Short task: Copy out all the lines where "brightness" shows up.

Extracted information:
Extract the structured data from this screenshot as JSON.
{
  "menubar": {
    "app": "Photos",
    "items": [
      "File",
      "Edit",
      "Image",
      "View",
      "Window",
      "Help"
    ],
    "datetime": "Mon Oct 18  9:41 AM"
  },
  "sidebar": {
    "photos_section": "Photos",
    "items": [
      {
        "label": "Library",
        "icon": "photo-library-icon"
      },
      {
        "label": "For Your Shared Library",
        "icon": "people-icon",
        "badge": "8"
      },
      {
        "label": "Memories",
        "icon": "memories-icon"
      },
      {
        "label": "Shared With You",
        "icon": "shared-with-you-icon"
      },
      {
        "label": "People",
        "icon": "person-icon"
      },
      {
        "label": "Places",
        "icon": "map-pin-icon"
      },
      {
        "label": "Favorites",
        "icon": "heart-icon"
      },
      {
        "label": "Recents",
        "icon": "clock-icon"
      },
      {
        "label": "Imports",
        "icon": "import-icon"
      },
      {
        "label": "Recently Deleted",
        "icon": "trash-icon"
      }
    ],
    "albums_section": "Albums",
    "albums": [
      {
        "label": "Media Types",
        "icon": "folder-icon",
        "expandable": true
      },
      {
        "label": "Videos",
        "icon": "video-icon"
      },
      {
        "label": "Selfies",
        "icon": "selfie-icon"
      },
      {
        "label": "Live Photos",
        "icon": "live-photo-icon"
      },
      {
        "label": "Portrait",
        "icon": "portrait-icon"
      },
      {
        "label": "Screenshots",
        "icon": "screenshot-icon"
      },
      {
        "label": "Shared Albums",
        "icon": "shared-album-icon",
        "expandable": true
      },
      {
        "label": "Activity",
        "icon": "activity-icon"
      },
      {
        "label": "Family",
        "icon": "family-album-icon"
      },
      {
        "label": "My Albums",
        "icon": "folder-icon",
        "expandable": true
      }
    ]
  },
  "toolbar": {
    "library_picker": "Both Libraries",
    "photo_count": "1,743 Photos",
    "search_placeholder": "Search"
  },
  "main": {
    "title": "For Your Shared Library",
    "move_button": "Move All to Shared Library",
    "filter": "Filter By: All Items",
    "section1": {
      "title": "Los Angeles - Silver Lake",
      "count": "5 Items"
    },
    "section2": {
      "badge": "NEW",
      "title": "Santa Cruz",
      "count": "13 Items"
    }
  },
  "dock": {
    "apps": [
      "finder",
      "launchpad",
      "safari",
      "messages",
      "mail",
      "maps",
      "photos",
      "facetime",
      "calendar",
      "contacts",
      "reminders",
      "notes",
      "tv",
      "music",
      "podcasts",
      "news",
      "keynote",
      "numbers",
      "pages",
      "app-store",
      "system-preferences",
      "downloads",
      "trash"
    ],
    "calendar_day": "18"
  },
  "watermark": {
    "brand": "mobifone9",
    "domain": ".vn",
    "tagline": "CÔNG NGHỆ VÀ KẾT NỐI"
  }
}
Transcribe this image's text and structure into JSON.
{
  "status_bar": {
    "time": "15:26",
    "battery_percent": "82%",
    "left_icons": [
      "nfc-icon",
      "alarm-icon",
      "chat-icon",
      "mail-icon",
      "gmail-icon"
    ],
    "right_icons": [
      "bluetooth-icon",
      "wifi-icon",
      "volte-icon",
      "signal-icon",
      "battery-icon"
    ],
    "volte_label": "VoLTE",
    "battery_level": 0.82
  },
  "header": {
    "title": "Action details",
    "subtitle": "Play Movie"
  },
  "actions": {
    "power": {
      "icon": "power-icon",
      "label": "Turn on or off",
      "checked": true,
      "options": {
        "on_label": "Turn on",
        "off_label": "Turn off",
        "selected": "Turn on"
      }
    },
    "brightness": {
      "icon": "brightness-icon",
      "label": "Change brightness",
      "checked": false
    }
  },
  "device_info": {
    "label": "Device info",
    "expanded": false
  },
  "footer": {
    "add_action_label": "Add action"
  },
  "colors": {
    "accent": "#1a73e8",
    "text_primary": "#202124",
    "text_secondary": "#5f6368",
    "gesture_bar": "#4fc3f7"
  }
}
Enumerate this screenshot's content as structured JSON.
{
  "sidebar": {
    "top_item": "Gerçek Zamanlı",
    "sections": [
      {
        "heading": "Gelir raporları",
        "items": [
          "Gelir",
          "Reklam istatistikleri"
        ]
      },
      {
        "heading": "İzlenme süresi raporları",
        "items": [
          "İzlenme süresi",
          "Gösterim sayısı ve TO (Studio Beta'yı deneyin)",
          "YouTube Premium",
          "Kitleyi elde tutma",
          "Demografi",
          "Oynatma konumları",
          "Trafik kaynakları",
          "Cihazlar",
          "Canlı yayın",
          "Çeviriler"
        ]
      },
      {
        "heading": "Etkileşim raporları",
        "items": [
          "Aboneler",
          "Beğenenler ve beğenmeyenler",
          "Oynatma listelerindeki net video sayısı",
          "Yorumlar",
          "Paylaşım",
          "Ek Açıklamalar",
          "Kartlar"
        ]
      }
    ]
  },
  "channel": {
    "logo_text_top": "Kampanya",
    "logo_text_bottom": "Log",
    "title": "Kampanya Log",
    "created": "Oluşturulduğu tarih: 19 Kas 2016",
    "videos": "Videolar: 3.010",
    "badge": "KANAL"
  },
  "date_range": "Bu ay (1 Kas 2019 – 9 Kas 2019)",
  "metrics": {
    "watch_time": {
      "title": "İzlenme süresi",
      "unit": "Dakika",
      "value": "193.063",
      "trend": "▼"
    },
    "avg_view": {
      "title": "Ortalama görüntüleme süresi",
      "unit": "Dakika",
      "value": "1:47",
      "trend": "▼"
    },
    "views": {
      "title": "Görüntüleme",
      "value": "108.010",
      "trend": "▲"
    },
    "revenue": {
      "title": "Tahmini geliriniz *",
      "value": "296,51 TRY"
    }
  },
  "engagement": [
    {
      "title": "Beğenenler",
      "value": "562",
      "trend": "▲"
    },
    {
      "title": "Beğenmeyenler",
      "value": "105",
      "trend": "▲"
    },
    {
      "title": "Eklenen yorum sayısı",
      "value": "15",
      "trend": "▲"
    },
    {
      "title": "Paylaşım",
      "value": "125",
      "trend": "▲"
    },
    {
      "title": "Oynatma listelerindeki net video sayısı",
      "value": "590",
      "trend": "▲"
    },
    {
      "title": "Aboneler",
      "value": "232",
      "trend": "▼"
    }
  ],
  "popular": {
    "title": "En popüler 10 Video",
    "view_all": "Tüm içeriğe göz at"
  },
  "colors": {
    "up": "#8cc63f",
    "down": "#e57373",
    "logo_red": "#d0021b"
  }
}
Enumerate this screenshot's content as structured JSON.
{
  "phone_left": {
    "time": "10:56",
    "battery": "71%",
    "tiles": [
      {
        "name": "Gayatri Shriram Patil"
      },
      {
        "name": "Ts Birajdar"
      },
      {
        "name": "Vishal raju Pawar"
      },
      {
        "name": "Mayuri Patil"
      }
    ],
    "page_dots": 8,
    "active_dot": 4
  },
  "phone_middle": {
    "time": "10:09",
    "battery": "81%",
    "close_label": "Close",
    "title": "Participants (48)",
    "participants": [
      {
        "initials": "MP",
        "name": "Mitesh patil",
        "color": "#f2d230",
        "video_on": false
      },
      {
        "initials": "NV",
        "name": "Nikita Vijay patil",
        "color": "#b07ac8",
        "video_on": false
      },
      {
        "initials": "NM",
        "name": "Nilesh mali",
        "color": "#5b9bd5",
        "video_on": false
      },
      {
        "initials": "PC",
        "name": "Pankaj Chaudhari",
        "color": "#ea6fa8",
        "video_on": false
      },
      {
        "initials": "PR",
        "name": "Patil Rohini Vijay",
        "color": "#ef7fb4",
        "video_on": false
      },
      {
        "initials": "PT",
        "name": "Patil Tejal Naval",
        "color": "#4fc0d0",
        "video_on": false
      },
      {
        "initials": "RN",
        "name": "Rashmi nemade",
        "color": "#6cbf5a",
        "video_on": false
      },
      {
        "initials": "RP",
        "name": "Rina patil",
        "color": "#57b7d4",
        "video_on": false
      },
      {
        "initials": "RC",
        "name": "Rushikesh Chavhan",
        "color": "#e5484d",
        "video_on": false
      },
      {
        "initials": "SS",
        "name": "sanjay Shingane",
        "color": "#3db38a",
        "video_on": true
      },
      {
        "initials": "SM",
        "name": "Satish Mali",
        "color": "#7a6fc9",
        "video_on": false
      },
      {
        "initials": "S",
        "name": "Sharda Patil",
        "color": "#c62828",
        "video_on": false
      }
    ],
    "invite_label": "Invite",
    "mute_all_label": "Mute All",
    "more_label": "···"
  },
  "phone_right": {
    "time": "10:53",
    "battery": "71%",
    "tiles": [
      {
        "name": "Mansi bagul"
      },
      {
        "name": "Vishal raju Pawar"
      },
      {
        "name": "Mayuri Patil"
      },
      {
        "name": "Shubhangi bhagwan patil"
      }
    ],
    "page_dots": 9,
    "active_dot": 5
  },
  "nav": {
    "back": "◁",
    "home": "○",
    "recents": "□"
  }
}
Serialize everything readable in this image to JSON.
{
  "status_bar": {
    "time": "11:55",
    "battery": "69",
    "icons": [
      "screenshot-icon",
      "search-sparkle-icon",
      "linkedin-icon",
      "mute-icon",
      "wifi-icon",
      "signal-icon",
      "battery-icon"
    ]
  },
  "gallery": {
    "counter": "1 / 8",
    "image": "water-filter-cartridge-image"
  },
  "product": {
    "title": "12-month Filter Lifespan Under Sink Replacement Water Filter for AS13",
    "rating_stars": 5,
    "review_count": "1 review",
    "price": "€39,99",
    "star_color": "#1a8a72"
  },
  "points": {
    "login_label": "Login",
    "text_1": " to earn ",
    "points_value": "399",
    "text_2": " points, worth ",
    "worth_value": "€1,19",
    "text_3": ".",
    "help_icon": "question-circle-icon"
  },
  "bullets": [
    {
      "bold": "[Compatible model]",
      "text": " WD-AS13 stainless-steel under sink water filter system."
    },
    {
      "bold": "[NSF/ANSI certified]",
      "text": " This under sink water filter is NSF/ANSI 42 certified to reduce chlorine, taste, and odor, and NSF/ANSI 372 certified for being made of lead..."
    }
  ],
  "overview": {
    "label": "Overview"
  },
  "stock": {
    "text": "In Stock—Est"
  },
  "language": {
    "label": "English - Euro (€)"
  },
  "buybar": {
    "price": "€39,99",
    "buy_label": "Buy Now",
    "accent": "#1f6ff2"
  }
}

Result for this task:
    "brightness": {
      "icon": "brightness-icon",
      "label": "Change brightness",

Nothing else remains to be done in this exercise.